— Start —

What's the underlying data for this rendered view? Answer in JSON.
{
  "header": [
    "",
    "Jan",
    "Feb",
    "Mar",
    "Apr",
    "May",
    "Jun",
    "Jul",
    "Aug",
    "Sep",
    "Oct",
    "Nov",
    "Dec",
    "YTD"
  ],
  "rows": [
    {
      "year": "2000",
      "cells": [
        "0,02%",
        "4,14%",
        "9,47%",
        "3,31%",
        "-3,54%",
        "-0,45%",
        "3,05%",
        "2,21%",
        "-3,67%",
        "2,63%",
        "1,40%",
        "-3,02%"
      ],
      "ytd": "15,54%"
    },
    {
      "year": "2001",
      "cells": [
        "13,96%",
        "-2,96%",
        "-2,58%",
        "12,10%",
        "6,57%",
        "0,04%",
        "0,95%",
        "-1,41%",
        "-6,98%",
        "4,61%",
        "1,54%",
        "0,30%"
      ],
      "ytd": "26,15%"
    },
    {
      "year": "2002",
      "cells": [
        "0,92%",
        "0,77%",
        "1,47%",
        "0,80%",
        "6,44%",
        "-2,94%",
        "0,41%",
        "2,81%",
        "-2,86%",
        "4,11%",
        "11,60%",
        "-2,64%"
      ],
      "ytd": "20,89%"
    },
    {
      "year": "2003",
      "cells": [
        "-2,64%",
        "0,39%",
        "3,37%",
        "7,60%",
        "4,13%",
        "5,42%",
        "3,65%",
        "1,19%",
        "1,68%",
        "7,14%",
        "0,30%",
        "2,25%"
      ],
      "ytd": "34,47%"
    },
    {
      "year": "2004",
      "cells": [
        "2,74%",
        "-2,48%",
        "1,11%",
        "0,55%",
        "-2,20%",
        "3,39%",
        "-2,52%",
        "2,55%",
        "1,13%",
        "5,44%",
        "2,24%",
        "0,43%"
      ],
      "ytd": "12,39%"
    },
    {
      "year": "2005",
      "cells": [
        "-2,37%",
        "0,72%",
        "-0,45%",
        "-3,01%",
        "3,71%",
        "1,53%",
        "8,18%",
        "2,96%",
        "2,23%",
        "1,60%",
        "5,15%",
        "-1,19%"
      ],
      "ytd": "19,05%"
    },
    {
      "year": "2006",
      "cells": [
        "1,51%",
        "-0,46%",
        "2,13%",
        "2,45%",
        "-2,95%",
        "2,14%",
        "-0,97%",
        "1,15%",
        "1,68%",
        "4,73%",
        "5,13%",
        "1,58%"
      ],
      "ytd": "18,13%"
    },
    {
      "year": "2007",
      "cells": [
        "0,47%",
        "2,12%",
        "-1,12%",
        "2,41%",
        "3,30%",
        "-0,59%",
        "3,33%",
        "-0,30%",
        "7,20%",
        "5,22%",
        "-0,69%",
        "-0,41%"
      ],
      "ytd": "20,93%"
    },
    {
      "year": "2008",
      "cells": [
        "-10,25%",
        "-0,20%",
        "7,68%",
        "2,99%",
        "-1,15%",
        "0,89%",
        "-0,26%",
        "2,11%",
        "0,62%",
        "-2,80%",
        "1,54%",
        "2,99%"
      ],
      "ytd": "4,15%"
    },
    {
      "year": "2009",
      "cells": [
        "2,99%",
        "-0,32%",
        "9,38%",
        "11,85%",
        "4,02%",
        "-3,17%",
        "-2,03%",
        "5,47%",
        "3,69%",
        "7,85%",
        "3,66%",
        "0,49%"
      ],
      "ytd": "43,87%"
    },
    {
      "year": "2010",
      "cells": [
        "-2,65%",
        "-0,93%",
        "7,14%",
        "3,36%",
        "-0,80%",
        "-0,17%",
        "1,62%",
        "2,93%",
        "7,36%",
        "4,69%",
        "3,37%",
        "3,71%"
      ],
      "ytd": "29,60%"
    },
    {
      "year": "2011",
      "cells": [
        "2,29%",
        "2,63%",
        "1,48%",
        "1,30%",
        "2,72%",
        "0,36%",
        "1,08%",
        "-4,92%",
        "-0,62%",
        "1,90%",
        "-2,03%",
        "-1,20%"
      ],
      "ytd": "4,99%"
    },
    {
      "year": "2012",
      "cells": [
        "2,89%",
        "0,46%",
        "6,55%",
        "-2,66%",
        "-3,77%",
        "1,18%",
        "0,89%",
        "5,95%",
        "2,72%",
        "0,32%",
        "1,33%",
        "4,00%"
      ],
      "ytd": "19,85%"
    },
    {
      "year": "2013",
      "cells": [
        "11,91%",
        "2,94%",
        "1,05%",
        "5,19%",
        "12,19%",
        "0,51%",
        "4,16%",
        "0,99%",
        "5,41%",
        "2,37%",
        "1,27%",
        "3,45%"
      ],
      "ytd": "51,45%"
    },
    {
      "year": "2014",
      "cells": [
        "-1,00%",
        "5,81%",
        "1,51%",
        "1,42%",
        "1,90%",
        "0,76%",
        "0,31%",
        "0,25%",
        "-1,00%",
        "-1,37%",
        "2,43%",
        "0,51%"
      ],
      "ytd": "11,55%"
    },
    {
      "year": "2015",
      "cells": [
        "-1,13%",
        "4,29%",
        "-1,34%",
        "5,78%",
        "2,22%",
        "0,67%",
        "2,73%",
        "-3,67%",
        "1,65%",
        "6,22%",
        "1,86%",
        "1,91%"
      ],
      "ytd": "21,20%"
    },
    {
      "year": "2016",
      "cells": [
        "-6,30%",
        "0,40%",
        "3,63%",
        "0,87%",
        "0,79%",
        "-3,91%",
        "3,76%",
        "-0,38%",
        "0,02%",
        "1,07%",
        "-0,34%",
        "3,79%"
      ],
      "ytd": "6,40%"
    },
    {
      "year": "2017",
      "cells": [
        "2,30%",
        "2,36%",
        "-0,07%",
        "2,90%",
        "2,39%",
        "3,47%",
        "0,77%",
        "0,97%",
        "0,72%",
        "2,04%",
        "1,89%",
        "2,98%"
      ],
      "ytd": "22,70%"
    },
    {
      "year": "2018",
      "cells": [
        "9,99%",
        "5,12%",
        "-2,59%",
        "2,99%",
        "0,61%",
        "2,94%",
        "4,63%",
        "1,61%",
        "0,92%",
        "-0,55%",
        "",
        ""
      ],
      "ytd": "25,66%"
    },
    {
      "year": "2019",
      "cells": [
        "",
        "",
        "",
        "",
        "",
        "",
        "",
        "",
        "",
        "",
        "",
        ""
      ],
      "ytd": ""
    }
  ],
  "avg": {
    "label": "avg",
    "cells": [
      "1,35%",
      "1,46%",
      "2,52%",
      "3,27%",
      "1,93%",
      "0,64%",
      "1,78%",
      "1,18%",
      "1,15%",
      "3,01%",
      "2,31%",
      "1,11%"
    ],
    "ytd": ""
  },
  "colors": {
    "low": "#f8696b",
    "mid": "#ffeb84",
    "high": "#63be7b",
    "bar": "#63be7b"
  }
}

— End —

Problem requirements — Retype the entries exactly, including every line.

Output —
What's the underlying data for this rendered view? Answer in JSON.
{
  "header": [
    "",
    "Jan",
    "Feb",
    "Mar",
    "Apr",
    "May",
    "Jun",
    "Jul",
    "Aug",
    "Sep",
    "Oct",
    "Nov",
    "Dec",
    "YTD"
  ],
  "rows": [
    {
      "year": "2000",
      "cells": [
        "0,02%",
        "4,14%",
        "9,47%",
        "3,31%",
        "-3,54%",
        "-0,45%",
        "3,05%",
        "2,21%",
        "-3,67%",
        "2,63%",
        "1,40%",
        "-3,02%"
      ],
      "ytd": "15,54%"
    },
    {
      "year": "2001",
      "cells": [
        "13,96%",
        "-2,96%",
        "-2,58%",
        "12,10%",
        "6,57%",
        "0,04%",
        "0,95%",
        "-1,41%",
        "-6,98%",
        "4,61%",
        "1,54%",
        "0,30%"
      ],
      "ytd": "26,15%"
    },
    {
      "year": "2002",
      "cells": [
        "0,92%",
        "0,77%",
        "1,47%",
        "0,80%",
        "6,44%",
        "-2,94%",
        "0,41%",
        "2,81%",
        "-2,86%",
        "4,11%",
        "11,60%",
        "-2,64%"
      ],
      "ytd": "20,89%"
    },
    {
      "year": "2003",
      "cells": [
        "-2,64%",
        "0,39%",
        "3,37%",
        "7,60%",
        "4,13%",
        "5,42%",
        "3,65%",
        "1,19%",
        "1,68%",
        "7,14%",
        "0,30%",
        "2,25%"
      ],
      "ytd": "34,47%"
    },
    {
      "year": "2004",
      "cells": [
        "2,74%",
        "-2,48%",
        "1,11%",
        "0,55%",
        "-2,20%",
        "3,39%",
        "-2,52%",
        "2,55%",
        "1,13%",
        "5,44%",
        "2,24%",
        "0,43%"
      ],
      "ytd": "12,39%"
    },
    {
      "year": "2005",
      "cells": [
        "-2,37%",
        "0,72%",
        "-0,45%",
        "-3,01%",
        "3,71%",
        "1,53%",
        "8,18%",
        "2,96%",
        "2,23%",
        "1,60%",
        "5,15%",
        "-1,19%"
      ],
      "ytd": "19,05%"
    },
    {
      "year": "2006",
      "cells": [
        "1,51%",
        "-0,46%",
        "2,13%",
        "2,45%",
        "-2,95%",
        "2,14%",
        "-0,97%",
        "1,15%",
        "1,68%",
        "4,73%",
        "5,13%",
        "1,58%"
      ],
      "ytd": "18,13%"
    },
    {
      "year": "2007",
      "cells": [
        "0,47%",
        "2,12%",
        "-1,12%",
        "2,41%",
        "3,30%",
        "-0,59%",
        "3,33%",
        "-0,30%",
        "7,20%",
        "5,22%",
        "-0,69%",
        "-0,41%"
      ],
      "ytd": "20,93%"
    },
    {
      "year": "2008",
      "cells": [
        "-10,25%",
        "-0,20%",
        "7,68%",
        "2,99%",
        "-1,15%",
        "0,89%",
        "-0,26%",
        "2,11%",
        "0,62%",
        "-2,80%",
        "1,54%",
        "2,99%"
      ],
      "ytd": "4,15%"
    },
    {
      "year": "2009",
      "cells": [
        "2,99%",
        "-0,32%",
        "9,38%",
        "11,85%",
        "4,02%",
        "-3,17%",
        "-2,03%",
        "5,47%",
        "3,69%",
        "7,85%",
        "3,66%",
        "0,49%"
      ],
      "ytd": "43,87%"
    },
    {
      "year": "2010",
      "cells": [
        "-2,65%",
        "-0,93%",
        "7,14%",
        "3,36%",
        "-0,80%",
        "-0,17%",
        "1,62%",
        "2,93%",
        "7,36%",
        "4,69%",
        "3,37%",
        "3,71%"
      ],
      "ytd": "29,60%"
    },
    {
      "year": "2011",
      "cells": [
        "2,29%",
        "2,63%",
        "1,48%",
        "1,30%",
        "2,72%",
        "0,36%",
        "1,08%",
        "-4,92%",
        "-0,62%",
        "1,90%",
        "-2,03%",
        "-1,20%"
      ],
      "ytd": "4,99%"
    },
    {
      "year": "2012",
      "cells": [
        "2,89%",
        "0,46%",
        "6,55%",
        "-2,66%",
        "-3,77%",
        "1,18%",
        "0,89%",
        "5,95%",
        "2,72%",
        "0,32%",
        "1,33%",
        "4,00%"
      ],
      "ytd": "19,85%"
    },
    {
      "year": "2013",
      "cells": [
        "11,91%",
        "2,94%",
        "1,05%",
        "5,19%",
        "12,19%",
        "0,51%",
        "4,16%",
        "0,99%",
        "5,41%",
        "2,37%",
        "1,27%",
        "3,45%"
      ],
      "ytd": "51,45%"
    },
    {
      "year": "2014",
      "cells": [
        "-1,00%",
        "5,81%",
        "1,51%",
        "1,42%",
        "1,90%",
        "0,76%",
        "0,31%",
        "0,25%",
        "-1,00%",
        "-1,37%",
        "2,43%",
        "0,51%"
      ],
      "ytd": "11,55%"
    },
    {
      "year": "2015",
      "cells": [
        "-1,13%",
        "4,29%",
        "-1,34%",
        "5,78%",
        "2,22%",
        "0,67%",
        "2,73%",
        "-3,67%",
        "1,65%",
        "6,22%",
        "1,86%",
        "1,91%"
      ],
      "ytd": "21,20%"
    },
    {
      "year": "2016",
      "cells": [
        "-6,30%",
        "0,40%",
        "3,63%",
        "0,87%",
        "0,79%",
        "-3,91%",
        "3,76%",
        "-0,38%",
        "0,02%",
        "1,07%",
        "-0,34%",
        "3,79%"
      ],
      "ytd": "6,40%"
    },
    {
      "year": "2017",
      "cells": [
        "2,30%",
        "2,36%",
        "-0,07%",
        "2,90%",
        "2,39%",
        "3,47%",
        "0,77%",
        "0,97%",
        "0,72%",
        "2,04%",
        "1,89%",
        "2,98%"
      ],
      "ytd": "22,70%"
    },
    {
      "year": "2018",
      "cells": [
        "9,99%",
        "5,12%",
        "-2,59%",
        "2,99%",
        "0,61%",
        "2,94%",
        "4,63%",
        "1,61%",
        "0,92%",
        "-0,55%",
        "",
        ""
      ],
      "ytd": "25,66%"
    },
    {
      "year": "2019",
      "cells": [
        "",
        "",
        "",
        "",
        "",
        "",
        "",
        "",
        "",
        "",
        "",
        ""
      ],
      "ytd": ""
    }
  ],
  "avg": {
    "label": "avg",
    "cells": [
      "1,35%",
      "1,46%",
      "2,52%",
      "3,27%",
      "1,93%",
      "0,64%",
      "1,78%",
      "1,18%",
      "1,15%",
      "3,01%",
      "2,31%",
      "1,11%"
    ],
    "ytd": ""
  },
  "colors": {
    "low": "#f8696b",
    "mid": "#ffeb84",
    "high": "#63be7b",
    "bar": "#63be7b"
  }
}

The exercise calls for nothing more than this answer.